**Direction**
The data below is to be returned in full and exactly.
▬▬▬
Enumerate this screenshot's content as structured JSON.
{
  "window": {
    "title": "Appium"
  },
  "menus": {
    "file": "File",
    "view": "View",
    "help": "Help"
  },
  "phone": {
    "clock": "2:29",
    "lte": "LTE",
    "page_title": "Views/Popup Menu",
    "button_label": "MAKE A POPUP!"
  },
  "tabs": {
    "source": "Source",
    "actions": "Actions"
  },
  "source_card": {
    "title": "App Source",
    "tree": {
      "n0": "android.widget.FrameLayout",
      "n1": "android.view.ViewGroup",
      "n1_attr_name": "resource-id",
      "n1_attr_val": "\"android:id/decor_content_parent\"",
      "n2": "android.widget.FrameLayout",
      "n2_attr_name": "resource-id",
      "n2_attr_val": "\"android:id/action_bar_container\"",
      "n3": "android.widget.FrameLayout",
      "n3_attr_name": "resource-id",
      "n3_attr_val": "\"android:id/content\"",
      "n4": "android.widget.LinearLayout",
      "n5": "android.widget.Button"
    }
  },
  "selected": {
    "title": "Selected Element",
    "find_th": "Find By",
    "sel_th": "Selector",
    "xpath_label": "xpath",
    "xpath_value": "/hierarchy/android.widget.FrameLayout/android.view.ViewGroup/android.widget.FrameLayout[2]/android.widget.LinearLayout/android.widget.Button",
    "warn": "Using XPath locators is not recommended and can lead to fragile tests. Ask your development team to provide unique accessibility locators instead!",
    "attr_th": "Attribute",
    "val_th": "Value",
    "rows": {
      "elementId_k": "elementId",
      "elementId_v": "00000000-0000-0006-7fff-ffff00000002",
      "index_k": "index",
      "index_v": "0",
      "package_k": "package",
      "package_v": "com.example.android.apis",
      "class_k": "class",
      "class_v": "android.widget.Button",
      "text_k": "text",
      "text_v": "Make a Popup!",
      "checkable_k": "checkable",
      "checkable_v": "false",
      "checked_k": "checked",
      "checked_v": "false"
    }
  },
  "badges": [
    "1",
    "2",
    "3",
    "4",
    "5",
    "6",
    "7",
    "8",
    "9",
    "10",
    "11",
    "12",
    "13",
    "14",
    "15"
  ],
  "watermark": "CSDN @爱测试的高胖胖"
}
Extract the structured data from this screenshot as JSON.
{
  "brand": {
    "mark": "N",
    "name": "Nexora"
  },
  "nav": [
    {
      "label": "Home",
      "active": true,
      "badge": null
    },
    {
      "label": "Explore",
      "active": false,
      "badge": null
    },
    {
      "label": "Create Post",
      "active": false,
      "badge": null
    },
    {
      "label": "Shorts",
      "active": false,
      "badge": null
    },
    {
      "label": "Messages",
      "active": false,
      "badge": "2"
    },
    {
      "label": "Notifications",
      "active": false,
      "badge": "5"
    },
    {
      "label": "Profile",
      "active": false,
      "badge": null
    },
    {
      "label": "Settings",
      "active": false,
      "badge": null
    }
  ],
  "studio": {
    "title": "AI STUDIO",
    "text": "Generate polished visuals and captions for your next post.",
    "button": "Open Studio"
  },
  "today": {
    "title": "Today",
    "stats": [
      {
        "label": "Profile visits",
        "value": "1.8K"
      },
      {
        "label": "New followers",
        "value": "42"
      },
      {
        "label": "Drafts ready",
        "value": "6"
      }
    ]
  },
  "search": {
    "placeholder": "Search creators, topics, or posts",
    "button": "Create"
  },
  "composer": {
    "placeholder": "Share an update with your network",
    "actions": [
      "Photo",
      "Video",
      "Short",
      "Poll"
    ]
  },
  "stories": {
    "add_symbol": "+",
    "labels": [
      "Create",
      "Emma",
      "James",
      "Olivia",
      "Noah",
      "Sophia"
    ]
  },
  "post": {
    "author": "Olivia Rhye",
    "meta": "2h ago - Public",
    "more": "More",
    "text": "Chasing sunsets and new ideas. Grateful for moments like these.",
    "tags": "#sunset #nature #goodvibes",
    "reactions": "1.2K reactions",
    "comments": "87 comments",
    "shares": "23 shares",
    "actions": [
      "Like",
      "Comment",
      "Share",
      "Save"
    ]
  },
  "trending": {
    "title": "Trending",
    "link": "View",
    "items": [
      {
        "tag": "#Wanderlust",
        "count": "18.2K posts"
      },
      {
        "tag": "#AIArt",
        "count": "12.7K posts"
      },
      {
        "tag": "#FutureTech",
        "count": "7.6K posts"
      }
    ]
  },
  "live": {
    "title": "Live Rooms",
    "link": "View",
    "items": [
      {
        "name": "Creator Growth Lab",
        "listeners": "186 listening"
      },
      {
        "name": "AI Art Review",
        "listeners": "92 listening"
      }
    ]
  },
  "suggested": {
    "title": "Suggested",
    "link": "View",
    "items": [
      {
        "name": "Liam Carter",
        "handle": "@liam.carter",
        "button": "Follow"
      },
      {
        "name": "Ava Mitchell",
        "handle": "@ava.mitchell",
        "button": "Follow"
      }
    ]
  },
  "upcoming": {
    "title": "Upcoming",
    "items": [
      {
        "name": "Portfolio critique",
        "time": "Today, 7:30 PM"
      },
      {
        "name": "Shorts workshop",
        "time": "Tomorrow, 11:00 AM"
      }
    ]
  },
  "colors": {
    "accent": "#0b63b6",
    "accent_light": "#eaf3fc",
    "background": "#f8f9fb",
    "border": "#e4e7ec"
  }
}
▬▬▬
**Answer to this problem**
Enumerate this screenshot's content as structured JSON.
{
  "window": {
    "title": "Appium"
  },
  "menus": {
    "file": "File",
    "view": "View",
    "help": "Help"
  },
  "phone": {
    "clock": "2:29",
    "lte": "LTE",
    "page_title": "Views/Popup Menu",
    "button_label": "MAKE A POPUP!"
  },
  "tabs": {
    "source": "Source",
    "actions": "Actions"
  },
  "source_card": {
    "title": "App Source",
    "tree": {
      "n0": "android.widget.FrameLayout",
      "n1": "android.view.ViewGroup",
      "n1_attr_name": "resource-id",
      "n1_attr_val": "\"android:id/decor_content_parent\"",
      "n2": "android.widget.FrameLayout",
      "n2_attr_name": "resource-id",
      "n2_attr_val": "\"android:id/action_bar_container\"",
      "n3": "android.widget.FrameLayout",
      "n3_attr_name": "resource-id",
      "n3_attr_val": "\"android:id/content\"",
      "n4": "android.widget.LinearLayout",
      "n5": "android.widget.Button"
    }
  },
  "selected": {
    "title": "Selected Element",
    "find_th": "Find By",
    "sel_th": "Selector",
    "xpath_label": "xpath",
    "xpath_value": "/hierarchy/android.widget.FrameLayout/android.view.ViewGroup/android.widget.FrameLayout[2]/android.widget.LinearLayout/android.widget.Button",
    "warn": "Using XPath locators is not recommended and can lead to fragile tests. Ask your development team to provide unique accessibility locators instead!",
    "attr_th": "Attribute",
    "val_th": "Value",
    "rows": {
      "elementId_k": "elementId",
      "elementId_v": "00000000-0000-0006-7fff-ffff00000002",
      "index_k": "index",
      "index_v": "0",
      "package_k": "package",
      "package_v": "com.example.android.apis",
      "class_k": "class",
      "class_v": "android.widget.Button",
      "text_k": "text",
      "text_v": "Make a Popup!",
      "checkable_k": "checkable",
      "checkable_v": "false",
      "checked_k": "checked",
      "checked_v": "false"
    }
  },
  "badges": [
    "1",
    "2",
    "3",
    "4",
    "5",
    "6",
    "7",
    "8",
    "9",
    "10",
    "11",
    "12",
    "13",
    "14",
    "15"
  ],
  "watermark": "CSDN @爱测试的高胖胖"
}
Extract the structured data from this screenshot as JSON.
{
  "brand": {
    "mark": "N",
    "name": "Nexora"
  },
  "nav": [
    {
      "label": "Home",
      "active": true,
      "badge": null
    },
    {
      "label": "Explore",
      "active": false,
      "badge": null
    },
    {
      "label": "Create Post",
      "active": false,
      "badge": null
    },
    {
      "label": "Shorts",
      "active": false,
      "badge": null
    },
    {
      "label": "Messages",
      "active": false,
      "badge": "2"
    },
    {
      "label": "Notifications",
      "active": false,
      "badge": "5"
    },
    {
      "label": "Profile",
      "active": false,
      "badge": null
    },
    {
      "label": "Settings",
      "active": false,
      "badge": null
    }
  ],
  "studio": {
    "title": "AI STUDIO",
    "text": "Generate polished visuals and captions for your next post.",
    "button": "Open Studio"
  },
  "today": {
    "title": "Today",
    "stats": [
      {
        "label": "Profile visits",
        "value": "1.8K"
      },
      {
        "label": "New followers",
        "value": "42"
      },
      {
        "label": "Drafts ready",
        "value": "6"
      }
    ]
  },
  "search": {
    "placeholder": "Search creators, topics, or posts",
    "button": "Create"
  },
  "composer": {
    "placeholder": "Share an update with your network",
    "actions": [
      "Photo",
      "Video",
      "Short",
      "Poll"
    ]
  },
  "stories": {
    "add_symbol": "+",
    "labels": [
      "Create",
      "Emma",
      "James",
      "Olivia",
      "Noah",
      "Sophia"
    ]
  },
  "post": {
    "author": "Olivia Rhye",
    "meta": "2h ago - Public",
    "more": "More",
    "text": "Chasing sunsets and new ideas. Grateful for moments like these.",
    "tags": "#sunset #nature #goodvibes",
    "reactions": "1.2K reactions",
    "comments": "87 comments",
    "shares": "23 shares",
    "actions": [
      "Like",
      "Comment",
      "Share",
      "Save"
    ]
  },
  "trending": {
    "title": "Trending",
    "link": "View",
    "items": [
      {
        "tag": "#Wanderlust",
        "count": "18.2K posts"
      },
      {
        "tag": "#AIArt",
        "count": "12.7K posts"
      },
      {
        "tag": "#FutureTech",
        "count": "7.6K posts"
      }
    ]
  },
  "live": {
    "title": "Live Rooms",
    "link": "View",
    "items": [
      {
        "name": "Creator Growth Lab",
        "listeners": "186 listening"
      },
      {
        "name": "AI Art Review",
        "listeners": "92 listening"
      }
    ]
  },
  "suggested": {
    "title": "Suggested",
    "link": "View",
    "items": [
      {
        "name": "Liam Carter",
        "handle": "@liam.carter",
        "button": "Follow"
      },
      {
        "name": "Ava Mitchell",
        "handle": "@ava.mitchell",
        "button": "Follow"
      }
    ]
  },
  "upcoming": {
    "title": "Upcoming",
    "items": [
      {
        "name": "Portfolio critique",
        "time": "Today, 7:30 PM"
      },
      {
        "name": "Shorts workshop",
        "time": "Tomorrow, 11:00 AM"
      }
    ]
  },
  "colors": {
    "accent": "#0b63b6",
    "accent_light": "#eaf3fc",
    "background": "#f8f9fb",
    "border": "#e4e7ec"
  }
}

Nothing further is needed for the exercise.